Source data:
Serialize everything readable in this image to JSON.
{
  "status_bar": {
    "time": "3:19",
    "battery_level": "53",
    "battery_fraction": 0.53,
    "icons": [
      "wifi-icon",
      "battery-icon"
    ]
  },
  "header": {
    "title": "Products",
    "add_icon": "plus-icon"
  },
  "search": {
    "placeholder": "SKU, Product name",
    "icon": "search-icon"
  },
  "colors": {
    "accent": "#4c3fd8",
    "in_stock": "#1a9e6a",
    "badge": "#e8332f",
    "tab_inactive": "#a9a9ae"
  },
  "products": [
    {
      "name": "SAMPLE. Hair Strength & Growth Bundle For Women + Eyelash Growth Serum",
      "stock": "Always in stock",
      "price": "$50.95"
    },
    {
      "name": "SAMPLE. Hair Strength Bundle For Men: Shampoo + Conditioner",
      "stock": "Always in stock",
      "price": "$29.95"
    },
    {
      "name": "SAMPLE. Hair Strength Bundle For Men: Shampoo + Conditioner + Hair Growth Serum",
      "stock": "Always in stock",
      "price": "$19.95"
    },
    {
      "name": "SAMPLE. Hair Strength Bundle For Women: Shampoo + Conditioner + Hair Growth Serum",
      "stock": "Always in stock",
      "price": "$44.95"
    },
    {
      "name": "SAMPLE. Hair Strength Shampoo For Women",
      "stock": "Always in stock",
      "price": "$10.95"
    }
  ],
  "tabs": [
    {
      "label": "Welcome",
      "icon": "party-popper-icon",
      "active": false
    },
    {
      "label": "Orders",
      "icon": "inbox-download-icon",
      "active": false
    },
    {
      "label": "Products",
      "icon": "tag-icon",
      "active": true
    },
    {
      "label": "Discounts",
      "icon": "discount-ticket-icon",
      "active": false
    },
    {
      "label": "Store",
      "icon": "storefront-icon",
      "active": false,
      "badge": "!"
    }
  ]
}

**GIVEN EXERCISE:** From the records above, pick out and copy each line holding the word "Women".

**RESULT BELOW:**
      "name": "SAMPLE. Hair Strength & Growth Bundle For Women + Eyelash Growth Serum",
      "name": "SAMPLE. Hair Strength Bundle For Women: Shampoo + Conditioner + Hair Growth Serum",
      "name": "SAMPLE. Hair Strength Shampoo For Women",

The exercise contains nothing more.